▶ [Written task]: Output all lines exactly, with nothing added or dropped.

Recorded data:
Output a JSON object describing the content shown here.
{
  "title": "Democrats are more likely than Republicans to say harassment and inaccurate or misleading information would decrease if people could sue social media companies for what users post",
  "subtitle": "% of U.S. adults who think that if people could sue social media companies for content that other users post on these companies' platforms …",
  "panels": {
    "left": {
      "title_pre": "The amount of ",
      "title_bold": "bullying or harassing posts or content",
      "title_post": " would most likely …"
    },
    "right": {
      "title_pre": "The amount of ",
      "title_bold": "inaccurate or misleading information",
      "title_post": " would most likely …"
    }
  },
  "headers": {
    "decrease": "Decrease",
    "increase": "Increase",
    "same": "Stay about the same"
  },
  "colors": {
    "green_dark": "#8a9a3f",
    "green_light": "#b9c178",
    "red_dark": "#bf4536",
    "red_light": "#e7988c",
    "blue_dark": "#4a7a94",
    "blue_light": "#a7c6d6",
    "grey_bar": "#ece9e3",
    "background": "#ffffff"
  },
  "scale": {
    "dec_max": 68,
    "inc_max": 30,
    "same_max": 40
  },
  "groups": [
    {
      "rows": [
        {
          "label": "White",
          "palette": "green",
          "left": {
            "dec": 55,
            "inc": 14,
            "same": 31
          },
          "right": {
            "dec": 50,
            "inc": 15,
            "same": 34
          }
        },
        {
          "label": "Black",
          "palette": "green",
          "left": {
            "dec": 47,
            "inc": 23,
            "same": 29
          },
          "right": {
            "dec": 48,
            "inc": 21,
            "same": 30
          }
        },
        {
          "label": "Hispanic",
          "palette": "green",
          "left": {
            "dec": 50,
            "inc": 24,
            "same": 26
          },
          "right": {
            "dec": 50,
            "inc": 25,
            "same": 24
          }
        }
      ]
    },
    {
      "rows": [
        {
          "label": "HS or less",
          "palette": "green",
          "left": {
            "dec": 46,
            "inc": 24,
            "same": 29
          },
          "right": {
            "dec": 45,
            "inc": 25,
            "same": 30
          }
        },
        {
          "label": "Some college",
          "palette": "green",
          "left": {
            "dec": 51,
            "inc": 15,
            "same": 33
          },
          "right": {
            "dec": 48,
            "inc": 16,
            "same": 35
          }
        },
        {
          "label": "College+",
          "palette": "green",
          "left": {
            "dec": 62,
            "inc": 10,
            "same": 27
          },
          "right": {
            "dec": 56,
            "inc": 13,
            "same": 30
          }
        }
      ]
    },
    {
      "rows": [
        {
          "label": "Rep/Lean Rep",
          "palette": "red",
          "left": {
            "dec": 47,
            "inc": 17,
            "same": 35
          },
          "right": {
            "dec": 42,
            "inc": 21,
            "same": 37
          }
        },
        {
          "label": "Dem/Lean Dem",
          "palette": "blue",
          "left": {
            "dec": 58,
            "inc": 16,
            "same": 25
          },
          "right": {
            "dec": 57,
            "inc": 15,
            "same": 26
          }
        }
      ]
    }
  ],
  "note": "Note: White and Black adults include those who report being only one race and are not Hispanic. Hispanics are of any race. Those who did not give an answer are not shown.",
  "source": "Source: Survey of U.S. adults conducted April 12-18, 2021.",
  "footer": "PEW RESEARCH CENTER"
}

▶ [Written response]:
Output a JSON object describing the content shown here.
{
  "title": "Democrats are more likely than Republicans to say harassment and inaccurate or misleading information would decrease if people could sue social media companies for what users post",
  "subtitle": "% of U.S. adults who think that if people could sue social media companies for content that other users post on these companies' platforms …",
  "panels": {
    "left": {
      "title_pre": "The amount of ",
      "title_bold": "bullying or harassing posts or content",
      "title_post": " would most likely …"
    },
    "right": {
      "title_pre": "The amount of ",
      "title_bold": "inaccurate or misleading information",
      "title_post": " would most likely …"
    }
  },
  "headers": {
    "decrease": "Decrease",
    "increase": "Increase",
    "same": "Stay about the same"
  },
  "colors": {
    "green_dark": "#8a9a3f",
    "green_light": "#b9c178",
    "red_dark": "#bf4536",
    "red_light": "#e7988c",
    "blue_dark": "#4a7a94",
    "blue_light": "#a7c6d6",
    "grey_bar": "#ece9e3",
    "background": "#ffffff"
  },
  "scale": {
    "dec_max": 68,
    "inc_max": 30,
    "same_max": 40
  },
  "groups": [
    {
      "rows": [
        {
          "label": "White",
          "palette": "green",
          "left": {
            "dec": 55,
            "inc": 14,
            "same": 31
          },
          "right": {
            "dec": 50,
            "inc": 15,
            "same": 34
          }
        },
        {
          "label": "Black",
          "palette": "green",
          "left": {
            "dec": 47,
            "inc": 23,
            "same": 29
          },
          "right": {
            "dec": 48,
            "inc": 21,
            "same": 30
          }
        },
        {
          "label": "Hispanic",
          "palette": "green",
          "left": {
            "dec": 50,
            "inc": 24,
            "same": 26
          },
          "right": {
            "dec": 50,
            "inc": 25,
            "same": 24
          }
        }
      ]
    },
    {
      "rows": [
        {
          "label": "HS or less",
          "palette": "green",
          "left": {
            "dec": 46,
            "inc": 24,
            "same": 29
          },
          "right": {
            "dec": 45,
            "inc": 25,
            "same": 30
          }
        },
        {
          "label": "Some college",
          "palette": "green",
          "left": {
            "dec": 51,
            "inc": 15,
            "same": 33
          },
          "right": {
            "dec": 48,
            "inc": 16,
            "same": 35
          }
        },
        {
          "label": "College+",
          "palette": "green",
          "left": {
            "dec": 62,
            "inc": 10,
            "same": 27
          },
          "right": {
            "dec": 56,
            "inc": 13,
            "same": 30
          }
        }
      ]
    },
    {
      "rows": [
        {
          "label": "Rep/Lean Rep",
          "palette": "red",
          "left": {
            "dec": 47,
            "inc": 17,
            "same": 35
          },
          "right": {
            "dec": 42,
            "inc": 21,
            "same": 37
          }
        },
        {
          "label": "Dem/Lean Dem",
          "palette": "blue",
          "left": {
            "dec": 58,
            "inc": 16,
            "same": 25
          },
          "right": {
            "dec": 57,
            "inc": 15,
            "same": 26
          }
        }
      ]
    }
  ],
  "note": "Note: White and Black adults include those who report being only one race and are not Hispanic. Hispanics are of any race. Those who did not give an answer are not shown.",
  "source": "Source: Survey of U.S. adults conducted April 12-18, 2021.",
  "footer": "PEW RESEARCH CENTER"
}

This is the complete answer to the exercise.